=== Figure content listings ===
== == ==
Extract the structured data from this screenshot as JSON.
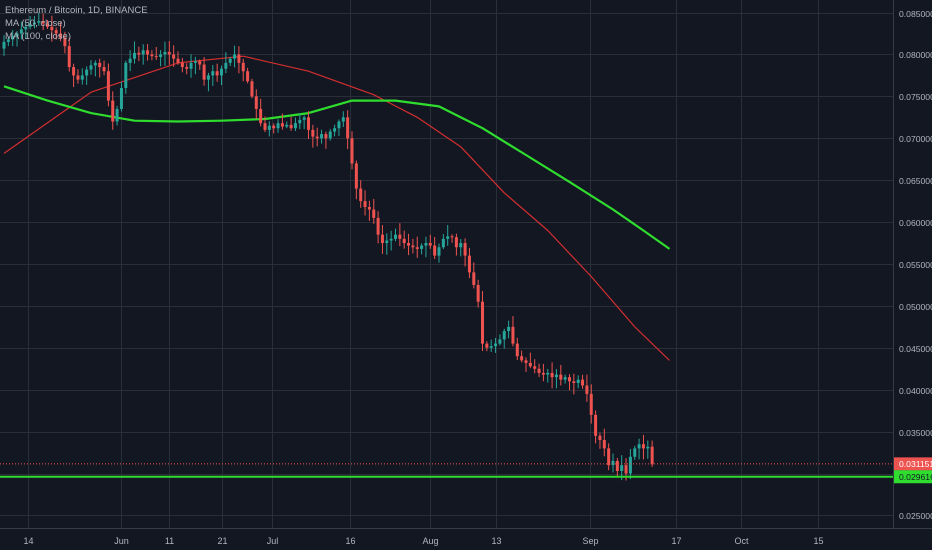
{
  "legend": {
    "symbol": "Ethereum / Bitcoin, 1D, BINANCE",
    "ma50": "MA (50, close)",
    "ma100": "MA (100, close)"
  },
  "colors": {
    "background": "#131722",
    "grid": "#2a2e39",
    "up": "#26a69a",
    "down": "#ef5350",
    "ma50": "#d32f2f",
    "ma100": "#2fdd2f",
    "axis_text": "#b2b5be"
  },
  "chart_data": {
    "type": "candlestick",
    "title": "Ethereum / Bitcoin, 1D, BINANCE",
    "x_tick_labels": [
      "14",
      "Jun",
      "11",
      "21",
      "Jul",
      "16",
      "Aug",
      "13",
      "Sep",
      "17",
      "Oct",
      "15"
    ],
    "y_tick_labels": [
      "0.025000",
      "0.030000",
      "0.035000",
      "0.040000",
      "0.045000",
      "0.050000",
      "0.055000",
      "0.060000",
      "0.065000",
      "0.070000",
      "0.075000",
      "0.080000",
      "0.085000"
    ],
    "y_range": [
      0.0235,
      0.0865
    ],
    "grid": true,
    "series": [
      {
        "name": "Ethereum / Bitcoin",
        "kind": "candles",
        "close": [
          0.0815,
          0.0818,
          0.0822,
          0.0825,
          0.083,
          0.0833,
          0.0836,
          0.0838,
          0.084,
          0.0837,
          0.0833,
          0.0829,
          0.0825,
          0.082,
          0.081,
          0.0785,
          0.0775,
          0.077,
          0.0775,
          0.0782,
          0.0787,
          0.079,
          0.0785,
          0.078,
          0.0745,
          0.072,
          0.0735,
          0.076,
          0.079,
          0.0795,
          0.0802,
          0.08,
          0.0805,
          0.08,
          0.0798,
          0.0797,
          0.08,
          0.0803,
          0.08,
          0.0795,
          0.079,
          0.0785,
          0.0783,
          0.079,
          0.0792,
          0.0788,
          0.077,
          0.0775,
          0.078,
          0.0775,
          0.0783,
          0.079,
          0.0795,
          0.08,
          0.079,
          0.078,
          0.0768,
          0.075,
          0.0735,
          0.0718,
          0.071,
          0.0715,
          0.0712,
          0.0718,
          0.0714,
          0.0716,
          0.0712,
          0.0718,
          0.0722,
          0.0725,
          0.071,
          0.0702,
          0.07,
          0.0705,
          0.07,
          0.0708,
          0.0712,
          0.072,
          0.0725,
          0.07,
          0.067,
          0.064,
          0.0625,
          0.0618,
          0.0615,
          0.0605,
          0.0585,
          0.0575,
          0.0578,
          0.058,
          0.0585,
          0.058,
          0.0575,
          0.0572,
          0.057,
          0.0568,
          0.0572,
          0.0575,
          0.0572,
          0.056,
          0.057,
          0.058,
          0.0583,
          0.0582,
          0.057,
          0.0575,
          0.056,
          0.054,
          0.0525,
          0.0505,
          0.0455,
          0.045,
          0.0452,
          0.0455,
          0.046,
          0.047,
          0.0475,
          0.0455,
          0.044,
          0.0435,
          0.0432,
          0.0428,
          0.0425,
          0.042,
          0.0418,
          0.042,
          0.0415,
          0.0418,
          0.0412,
          0.0415,
          0.041,
          0.0408,
          0.0412,
          0.0405,
          0.0395,
          0.037,
          0.0345,
          0.034,
          0.033,
          0.031,
          0.0315,
          0.0303,
          0.031,
          0.03,
          0.032,
          0.033,
          0.0335,
          0.033,
          0.0332,
          0.0311
        ]
      },
      {
        "name": "MA (50, close)",
        "kind": "line",
        "points": [
          {
            "bar": 0,
            "value": 0.0682
          },
          {
            "bar": 20,
            "value": 0.0755
          },
          {
            "bar": 40,
            "value": 0.079
          },
          {
            "bar": 55,
            "value": 0.0798
          },
          {
            "bar": 70,
            "value": 0.078
          },
          {
            "bar": 85,
            "value": 0.0752
          },
          {
            "bar": 95,
            "value": 0.0725
          },
          {
            "bar": 105,
            "value": 0.069
          },
          {
            "bar": 115,
            "value": 0.0635
          },
          {
            "bar": 125,
            "value": 0.059
          },
          {
            "bar": 135,
            "value": 0.0535
          },
          {
            "bar": 145,
            "value": 0.0475
          },
          {
            "bar": 153,
            "value": 0.0435
          }
        ]
      },
      {
        "name": "MA (100, close)",
        "kind": "line",
        "points": [
          {
            "bar": 0,
            "value": 0.0762
          },
          {
            "bar": 10,
            "value": 0.0745
          },
          {
            "bar": 20,
            "value": 0.073
          },
          {
            "bar": 30,
            "value": 0.0721
          },
          {
            "bar": 40,
            "value": 0.072
          },
          {
            "bar": 50,
            "value": 0.0721
          },
          {
            "bar": 60,
            "value": 0.0723
          },
          {
            "bar": 70,
            "value": 0.073
          },
          {
            "bar": 80,
            "value": 0.0745
          },
          {
            "bar": 90,
            "value": 0.0745
          },
          {
            "bar": 100,
            "value": 0.0738
          },
          {
            "bar": 110,
            "value": 0.0712
          },
          {
            "bar": 120,
            "value": 0.068
          },
          {
            "bar": 130,
            "value": 0.0648
          },
          {
            "bar": 140,
            "value": 0.0615
          },
          {
            "bar": 147,
            "value": 0.059
          },
          {
            "bar": 153,
            "value": 0.0568
          }
        ]
      }
    ],
    "price_lines": [
      {
        "value": 0.031151,
        "label": "0.031151",
        "style": "dotted",
        "color": "#ef5350"
      },
      {
        "value": 0.029616,
        "label": "0.029616",
        "style": "solid",
        "color": "#2fdd2f"
      }
    ]
  }
}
== == ==
=== SET TASK ===
Copy every line of the data word for word, omitting the images.

=== ANSWER TO THIS TASK ===
Extract the structured data from this screenshot as JSON.
{
  "legend": {
    "symbol": "Ethereum / Bitcoin, 1D, BINANCE",
    "ma50": "MA (50, close)",
    "ma100": "MA (100, close)"
  },
  "colors": {
    "background": "#131722",
    "grid": "#2a2e39",
    "up": "#26a69a",
    "down": "#ef5350",
    "ma50": "#d32f2f",
    "ma100": "#2fdd2f",
    "axis_text": "#b2b5be"
  },
  "chart_data": {
    "type": "candlestick",
    "title": "Ethereum / Bitcoin, 1D, BINANCE",
    "x_tick_labels": [
      "14",
      "Jun",
      "11",
      "21",
      "Jul",
      "16",
      "Aug",
      "13",
      "Sep",
      "17",
      "Oct",
      "15"
    ],
    "y_tick_labels": [
      "0.025000",
      "0.030000",
      "0.035000",
      "0.040000",
      "0.045000",
      "0.050000",
      "0.055000",
      "0.060000",
      "0.065000",
      "0.070000",
      "0.075000",
      "0.080000",
      "0.085000"
    ],
    "y_range": [
      0.0235,
      0.0865
    ],
    "grid": true,
    "series": [
      {
        "name": "Ethereum / Bitcoin",
        "kind": "candles",
        "close": [
          0.0815,
          0.0818,
          0.0822,
          0.0825,
          0.083,
          0.0833,
          0.0836,
          0.0838,
          0.084,
          0.0837,
          0.0833,
          0.0829,
          0.0825,
          0.082,
          0.081,
          0.0785,
          0.0775,
          0.077,
          0.0775,
          0.0782,
          0.0787,
          0.079,
          0.0785,
          0.078,
          0.0745,
          0.072,
          0.0735,
          0.076,
          0.079,
          0.0795,
          0.0802,
          0.08,
          0.0805,
          0.08,
          0.0798,
          0.0797,
          0.08,
          0.0803,
          0.08,
          0.0795,
          0.079,
          0.0785,
          0.0783,
          0.079,
          0.0792,
          0.0788,
          0.077,
          0.0775,
          0.078,
          0.0775,
          0.0783,
          0.079,
          0.0795,
          0.08,
          0.079,
          0.078,
          0.0768,
          0.075,
          0.0735,
          0.0718,
          0.071,
          0.0715,
          0.0712,
          0.0718,
          0.0714,
          0.0716,
          0.0712,
          0.0718,
          0.0722,
          0.0725,
          0.071,
          0.0702,
          0.07,
          0.0705,
          0.07,
          0.0708,
          0.0712,
          0.072,
          0.0725,
          0.07,
          0.067,
          0.064,
          0.0625,
          0.0618,
          0.0615,
          0.0605,
          0.0585,
          0.0575,
          0.0578,
          0.058,
          0.0585,
          0.058,
          0.0575,
          0.0572,
          0.057,
          0.0568,
          0.0572,
          0.0575,
          0.0572,
          0.056,
          0.057,
          0.058,
          0.0583,
          0.0582,
          0.057,
          0.0575,
          0.056,
          0.054,
          0.0525,
          0.0505,
          0.0455,
          0.045,
          0.0452,
          0.0455,
          0.046,
          0.047,
          0.0475,
          0.0455,
          0.044,
          0.0435,
          0.0432,
          0.0428,
          0.0425,
          0.042,
          0.0418,
          0.042,
          0.0415,
          0.0418,
          0.0412,
          0.0415,
          0.041,
          0.0408,
          0.0412,
          0.0405,
          0.0395,
          0.037,
          0.0345,
          0.034,
          0.033,
          0.031,
          0.0315,
          0.0303,
          0.031,
          0.03,
          0.032,
          0.033,
          0.0335,
          0.033,
          0.0332,
          0.0311
        ]
      },
      {
        "name": "MA (50, close)",
        "kind": "line",
        "points": [
          {
            "bar": 0,
            "value": 0.0682
          },
          {
            "bar": 20,
            "value": 0.0755
          },
          {
            "bar": 40,
            "value": 0.079
          },
          {
            "bar": 55,
            "value": 0.0798
          },
          {
            "bar": 70,
            "value": 0.078
          },
          {
            "bar": 85,
            "value": 0.0752
          },
          {
            "bar": 95,
            "value": 0.0725
          },
          {
            "bar": 105,
            "value": 0.069
          },
          {
            "bar": 115,
            "value": 0.0635
          },
          {
            "bar": 125,
            "value": 0.059
          },
          {
            "bar": 135,
            "value": 0.0535
          },
          {
            "bar": 145,
            "value": 0.0475
          },
          {
            "bar": 153,
            "value": 0.0435
          }
        ]
      },
      {
        "name": "MA (100, close)",
        "kind": "line",
        "points": [
          {
            "bar": 0,
            "value": 0.0762
          },
          {
            "bar": 10,
            "value": 0.0745
          },
          {
            "bar": 20,
            "value": 0.073
          },
          {
            "bar": 30,
            "value": 0.0721
          },
          {
            "bar": 40,
            "value": 0.072
          },
          {
            "bar": 50,
            "value": 0.0721
          },
          {
            "bar": 60,
            "value": 0.0723
          },
          {
            "bar": 70,
            "value": 0.073
          },
          {
            "bar": 80,
            "value": 0.0745
          },
          {
            "bar": 90,
            "value": 0.0745
          },
          {
            "bar": 100,
            "value": 0.0738
          },
          {
            "bar": 110,
            "value": 0.0712
          },
          {
            "bar": 120,
            "value": 0.068
          },
          {
            "bar": 130,
            "value": 0.0648
          },
          {
            "bar": 140,
            "value": 0.0615
          },
          {
            "bar": 147,
            "value": 0.059
          },
          {
            "bar": 153,
            "value": 0.0568
          }
        ]
      }
    ],
    "price_lines": [
      {
        "value": 0.031151,
        "label": "0.031151",
        "style": "dotted",
        "color": "#ef5350"
      },
      {
        "value": 0.029616,
        "label": "0.029616",
        "style": "solid",
        "color": "#2fdd2f"
      }
    ]
  }
}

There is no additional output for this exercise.